#### Problem to solve
Extract the data exactly, missing nothing.

Rows from a dataset:
--

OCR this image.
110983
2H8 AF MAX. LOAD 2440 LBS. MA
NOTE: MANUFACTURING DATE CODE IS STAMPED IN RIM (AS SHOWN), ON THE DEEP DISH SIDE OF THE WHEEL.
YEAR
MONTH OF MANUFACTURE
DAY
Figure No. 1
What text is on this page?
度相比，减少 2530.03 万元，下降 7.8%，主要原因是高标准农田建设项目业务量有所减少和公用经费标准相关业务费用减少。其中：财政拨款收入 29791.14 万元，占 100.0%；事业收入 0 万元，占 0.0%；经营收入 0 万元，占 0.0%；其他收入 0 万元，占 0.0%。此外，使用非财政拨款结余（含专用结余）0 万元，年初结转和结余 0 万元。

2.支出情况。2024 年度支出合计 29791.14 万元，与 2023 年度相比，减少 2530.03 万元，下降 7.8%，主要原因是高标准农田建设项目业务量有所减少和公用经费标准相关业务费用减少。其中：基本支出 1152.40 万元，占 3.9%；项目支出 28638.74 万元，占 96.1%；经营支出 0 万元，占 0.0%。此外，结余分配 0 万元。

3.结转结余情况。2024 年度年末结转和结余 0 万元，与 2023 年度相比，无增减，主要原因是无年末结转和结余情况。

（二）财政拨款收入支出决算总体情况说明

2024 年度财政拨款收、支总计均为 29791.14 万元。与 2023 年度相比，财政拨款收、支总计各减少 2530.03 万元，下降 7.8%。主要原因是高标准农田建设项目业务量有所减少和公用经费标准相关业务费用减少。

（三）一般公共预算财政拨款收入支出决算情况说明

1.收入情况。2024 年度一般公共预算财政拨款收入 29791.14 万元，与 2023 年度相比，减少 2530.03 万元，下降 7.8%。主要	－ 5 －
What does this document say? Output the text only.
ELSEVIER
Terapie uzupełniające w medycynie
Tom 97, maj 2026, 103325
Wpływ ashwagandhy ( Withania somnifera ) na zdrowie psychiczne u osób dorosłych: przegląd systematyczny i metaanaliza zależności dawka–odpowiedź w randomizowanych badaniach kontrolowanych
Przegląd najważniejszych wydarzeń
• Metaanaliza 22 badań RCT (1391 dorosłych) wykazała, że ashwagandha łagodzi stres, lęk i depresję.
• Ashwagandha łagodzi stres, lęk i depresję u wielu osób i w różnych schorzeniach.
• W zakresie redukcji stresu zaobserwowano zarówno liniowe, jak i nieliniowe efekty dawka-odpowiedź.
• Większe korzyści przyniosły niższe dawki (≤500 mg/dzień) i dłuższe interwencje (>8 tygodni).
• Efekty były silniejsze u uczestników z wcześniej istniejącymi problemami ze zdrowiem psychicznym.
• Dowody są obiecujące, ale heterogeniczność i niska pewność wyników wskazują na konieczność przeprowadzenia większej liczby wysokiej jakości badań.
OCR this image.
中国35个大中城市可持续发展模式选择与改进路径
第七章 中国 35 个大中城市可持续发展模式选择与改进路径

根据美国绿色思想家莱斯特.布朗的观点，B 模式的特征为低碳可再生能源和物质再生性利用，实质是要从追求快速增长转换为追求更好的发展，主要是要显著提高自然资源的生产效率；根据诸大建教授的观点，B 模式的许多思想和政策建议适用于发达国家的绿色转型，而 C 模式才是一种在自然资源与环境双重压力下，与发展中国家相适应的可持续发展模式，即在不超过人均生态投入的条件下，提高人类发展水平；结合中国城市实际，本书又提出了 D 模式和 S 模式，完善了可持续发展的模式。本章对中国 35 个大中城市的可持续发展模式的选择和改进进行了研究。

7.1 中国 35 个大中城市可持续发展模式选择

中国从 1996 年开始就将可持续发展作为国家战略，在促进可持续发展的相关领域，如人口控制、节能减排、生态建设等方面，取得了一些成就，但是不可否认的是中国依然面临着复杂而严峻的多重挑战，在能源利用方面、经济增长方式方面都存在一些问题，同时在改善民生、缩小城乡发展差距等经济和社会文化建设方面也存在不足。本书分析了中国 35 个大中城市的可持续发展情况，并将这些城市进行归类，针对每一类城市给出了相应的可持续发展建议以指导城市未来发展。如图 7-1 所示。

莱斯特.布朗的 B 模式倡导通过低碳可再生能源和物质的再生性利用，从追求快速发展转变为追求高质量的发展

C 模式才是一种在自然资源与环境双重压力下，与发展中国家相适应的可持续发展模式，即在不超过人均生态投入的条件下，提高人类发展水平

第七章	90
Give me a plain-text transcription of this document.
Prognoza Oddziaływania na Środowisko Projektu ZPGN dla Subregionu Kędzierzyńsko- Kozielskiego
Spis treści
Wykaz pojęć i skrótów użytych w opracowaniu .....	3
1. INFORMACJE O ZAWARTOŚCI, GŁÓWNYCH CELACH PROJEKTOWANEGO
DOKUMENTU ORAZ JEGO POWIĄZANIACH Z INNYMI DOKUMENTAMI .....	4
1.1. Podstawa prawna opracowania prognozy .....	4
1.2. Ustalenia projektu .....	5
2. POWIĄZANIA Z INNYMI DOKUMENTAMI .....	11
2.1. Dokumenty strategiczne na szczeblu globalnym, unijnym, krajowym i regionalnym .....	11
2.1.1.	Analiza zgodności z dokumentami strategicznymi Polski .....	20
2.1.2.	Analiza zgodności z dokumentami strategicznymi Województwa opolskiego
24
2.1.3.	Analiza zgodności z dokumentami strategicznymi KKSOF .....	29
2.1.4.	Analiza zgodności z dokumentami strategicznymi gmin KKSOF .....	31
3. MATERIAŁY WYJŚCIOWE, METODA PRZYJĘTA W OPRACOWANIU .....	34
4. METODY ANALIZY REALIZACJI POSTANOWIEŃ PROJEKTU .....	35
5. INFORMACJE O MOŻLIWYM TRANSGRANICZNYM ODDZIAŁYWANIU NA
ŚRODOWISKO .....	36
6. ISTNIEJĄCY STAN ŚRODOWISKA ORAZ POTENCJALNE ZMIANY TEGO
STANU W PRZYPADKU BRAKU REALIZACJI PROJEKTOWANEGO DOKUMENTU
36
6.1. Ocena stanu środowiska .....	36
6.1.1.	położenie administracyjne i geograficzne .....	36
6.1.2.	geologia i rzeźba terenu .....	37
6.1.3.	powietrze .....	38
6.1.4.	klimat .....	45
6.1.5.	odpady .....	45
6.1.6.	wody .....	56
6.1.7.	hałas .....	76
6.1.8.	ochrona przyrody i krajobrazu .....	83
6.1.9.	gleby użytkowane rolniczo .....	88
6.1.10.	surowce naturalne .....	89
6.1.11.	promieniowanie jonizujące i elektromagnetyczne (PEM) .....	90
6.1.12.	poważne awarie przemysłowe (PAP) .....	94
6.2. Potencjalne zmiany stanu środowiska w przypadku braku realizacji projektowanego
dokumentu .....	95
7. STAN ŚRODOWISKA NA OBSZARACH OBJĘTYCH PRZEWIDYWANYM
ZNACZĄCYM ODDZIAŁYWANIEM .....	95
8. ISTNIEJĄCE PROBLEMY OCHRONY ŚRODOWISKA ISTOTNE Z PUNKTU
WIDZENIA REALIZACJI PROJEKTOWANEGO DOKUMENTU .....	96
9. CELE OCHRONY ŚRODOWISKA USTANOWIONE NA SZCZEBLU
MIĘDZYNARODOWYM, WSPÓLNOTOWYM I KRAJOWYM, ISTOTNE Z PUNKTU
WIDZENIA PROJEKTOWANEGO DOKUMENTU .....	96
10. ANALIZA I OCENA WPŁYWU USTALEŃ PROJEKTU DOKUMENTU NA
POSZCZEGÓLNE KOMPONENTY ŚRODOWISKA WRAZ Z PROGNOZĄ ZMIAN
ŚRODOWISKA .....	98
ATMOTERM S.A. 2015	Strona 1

--

#### Reply to the exercise
OCR this image.
110983
2H8 AF MAX. LOAD 2440 LBS. MA
NOTE: MANUFACTURING DATE CODE IS STAMPED IN RIM (AS SHOWN), ON THE DEEP DISH SIDE OF THE WHEEL.
YEAR
MONTH OF MANUFACTURE
DAY
Figure No. 1
What text is on this page?
度相比，减少 2530.03 万元，下降 7.8%，主要原因是高标准农田建设项目业务量有所减少和公用经费标准相关业务费用减少。其中：财政拨款收入 29791.14 万元，占 100.0%；事业收入 0 万元，占 0.0%；经营收入 0 万元，占 0.0%；其他收入 0 万元，占 0.0%。此外，使用非财政拨款结余（含专用结余）0 万元，年初结转和结余 0 万元。

2.支出情况。2024 年度支出合计 29791.14 万元，与 2023 年度相比，减少 2530.03 万元，下降 7.8%，主要原因是高标准农田建设项目业务量有所减少和公用经费标准相关业务费用减少。其中：基本支出 1152.40 万元，占 3.9%；项目支出 28638.74 万元，占 96.1%；经营支出 0 万元，占 0.0%。此外，结余分配 0 万元。

3.结转结余情况。2024 年度年末结转和结余 0 万元，与 2023 年度相比，无增减，主要原因是无年末结转和结余情况。

（二）财政拨款收入支出决算总体情况说明

2024 年度财政拨款收、支总计均为 29791.14 万元。与 2023 年度相比，财政拨款收、支总计各减少 2530.03 万元，下降 7.8%。主要原因是高标准农田建设项目业务量有所减少和公用经费标准相关业务费用减少。

（三）一般公共预算财政拨款收入支出决算情况说明

1.收入情况。2024 年度一般公共预算财政拨款收入 29791.14 万元，与 2023 年度相比，减少 2530.03 万元，下降 7.8%。主要	－ 5 －
What does this document say? Output the text only.
ELSEVIER
Terapie uzupełniające w medycynie
Tom 97, maj 2026, 103325
Wpływ ashwagandhy ( Withania somnifera ) na zdrowie psychiczne u osób dorosłych: przegląd systematyczny i metaanaliza zależności dawka–odpowiedź w randomizowanych badaniach kontrolowanych
Przegląd najważniejszych wydarzeń
• Metaanaliza 22 badań RCT (1391 dorosłych) wykazała, że ashwagandha łagodzi stres, lęk i depresję.
• Ashwagandha łagodzi stres, lęk i depresję u wielu osób i w różnych schorzeniach.
• W zakresie redukcji stresu zaobserwowano zarówno liniowe, jak i nieliniowe efekty dawka-odpowiedź.
• Większe korzyści przyniosły niższe dawki (≤500 mg/dzień) i dłuższe interwencje (>8 tygodni).
• Efekty były silniejsze u uczestników z wcześniej istniejącymi problemami ze zdrowiem psychicznym.
• Dowody są obiecujące, ale heterogeniczność i niska pewność wyników wskazują na konieczność przeprowadzenia większej liczby wysokiej jakości badań.
OCR this image.
中国35个大中城市可持续发展模式选择与改进路径
第七章 中国 35 个大中城市可持续发展模式选择与改进路径

根据美国绿色思想家莱斯特.布朗的观点，B 模式的特征为低碳可再生能源和物质再生性利用，实质是要从追求快速增长转换为追求更好的发展，主要是要显著提高自然资源的生产效率；根据诸大建教授的观点，B 模式的许多思想和政策建议适用于发达国家的绿色转型，而 C 模式才是一种在自然资源与环境双重压力下，与发展中国家相适应的可持续发展模式，即在不超过人均生态投入的条件下，提高人类发展水平；结合中国城市实际，本书又提出了 D 模式和 S 模式，完善了可持续发展的模式。本章对中国 35 个大中城市的可持续发展模式的选择和改进进行了研究。

7.1 中国 35 个大中城市可持续发展模式选择

中国从 1996 年开始就将可持续发展作为国家战略，在促进可持续发展的相关领域，如人口控制、节能减排、生态建设等方面，取得了一些成就，但是不可否认的是中国依然面临着复杂而严峻的多重挑战，在能源利用方面、经济增长方式方面都存在一些问题，同时在改善民生、缩小城乡发展差距等经济和社会文化建设方面也存在不足。本书分析了中国 35 个大中城市的可持续发展情况，并将这些城市进行归类，针对每一类城市给出了相应的可持续发展建议以指导城市未来发展。如图 7-1 所示。

莱斯特.布朗的 B 模式倡导通过低碳可再生能源和物质的再生性利用，从追求快速发展转变为追求高质量的发展

C 模式才是一种在自然资源与环境双重压力下，与发展中国家相适应的可持续发展模式，即在不超过人均生态投入的条件下，提高人类发展水平

第七章	90
Give me a plain-text transcription of this document.
Prognoza Oddziaływania na Środowisko Projektu ZPGN dla Subregionu Kędzierzyńsko- Kozielskiego
Spis treści
Wykaz pojęć i skrótów użytych w opracowaniu .....	3
1. INFORMACJE O ZAWARTOŚCI, GŁÓWNYCH CELACH PROJEKTOWANEGO
DOKUMENTU ORAZ JEGO POWIĄZANIACH Z INNYMI DOKUMENTAMI .....	4
1.1. Podstawa prawna opracowania prognozy .....	4
1.2. Ustalenia projektu .....	5
2. POWIĄZANIA Z INNYMI DOKUMENTAMI .....	11
2.1. Dokumenty strategiczne na szczeblu globalnym, unijnym, krajowym i regionalnym .....	11
2.1.1.	Analiza zgodności z dokumentami strategicznymi Polski .....	20
2.1.2.	Analiza zgodności z dokumentami strategicznymi Województwa opolskiego
24
2.1.3.	Analiza zgodności z dokumentami strategicznymi KKSOF .....	29
2.1.4.	Analiza zgodności z dokumentami strategicznymi gmin KKSOF .....	31
3. MATERIAŁY WYJŚCIOWE, METODA PRZYJĘTA W OPRACOWANIU .....	34
4. METODY ANALIZY REALIZACJI POSTANOWIEŃ PROJEKTU .....	35
5. INFORMACJE O MOŻLIWYM TRANSGRANICZNYM ODDZIAŁYWANIU NA
ŚRODOWISKO .....	36
6. ISTNIEJĄCY STAN ŚRODOWISKA ORAZ POTENCJALNE ZMIANY TEGO
STANU W PRZYPADKU BRAKU REALIZACJI PROJEKTOWANEGO DOKUMENTU
36
6.1. Ocena stanu środowiska .....	36
6.1.1.	położenie administracyjne i geograficzne .....	36
6.1.2.	geologia i rzeźba terenu .....	37
6.1.3.	powietrze .....	38
6.1.4.	klimat .....	45
6.1.5.	odpady .....	45
6.1.6.	wody .....	56
6.1.7.	hałas .....	76
6.1.8.	ochrona przyrody i krajobrazu .....	83
6.1.9.	gleby użytkowane rolniczo .....	88
6.1.10.	surowce naturalne .....	89
6.1.11.	promieniowanie jonizujące i elektromagnetyczne (PEM) .....	90
6.1.12.	poważne awarie przemysłowe (PAP) .....	94
6.2. Potencjalne zmiany stanu środowiska w przypadku braku realizacji projektowanego
dokumentu .....	95
7. STAN ŚRODOWISKA NA OBSZARACH OBJĘTYCH PRZEWIDYWANYM
ZNACZĄCYM ODDZIAŁYWANIEM .....	95
8. ISTNIEJĄCE PROBLEMY OCHRONY ŚRODOWISKA ISTOTNE Z PUNKTU
WIDZENIA REALIZACJI PROJEKTOWANEGO DOKUMENTU .....	96
9. CELE OCHRONY ŚRODOWISKA USTANOWIONE NA SZCZEBLU
MIĘDZYNARODOWYM, WSPÓLNOTOWYM I KRAJOWYM, ISTOTNE Z PUNKTU
WIDZENIA PROJEKTOWANEGO DOKUMENTU .....	96
10. ANALIZA I OCENA WPŁYWU USTALEŃ PROJEKTU DOKUMENTU NA
POSZCZEGÓLNE KOMPONENTY ŚRODOWISKA WRAZ Z PROGNOZĄ ZMIAN
ŚRODOWISKA .....	98
ATMOTERM S.A. 2015	Strona 1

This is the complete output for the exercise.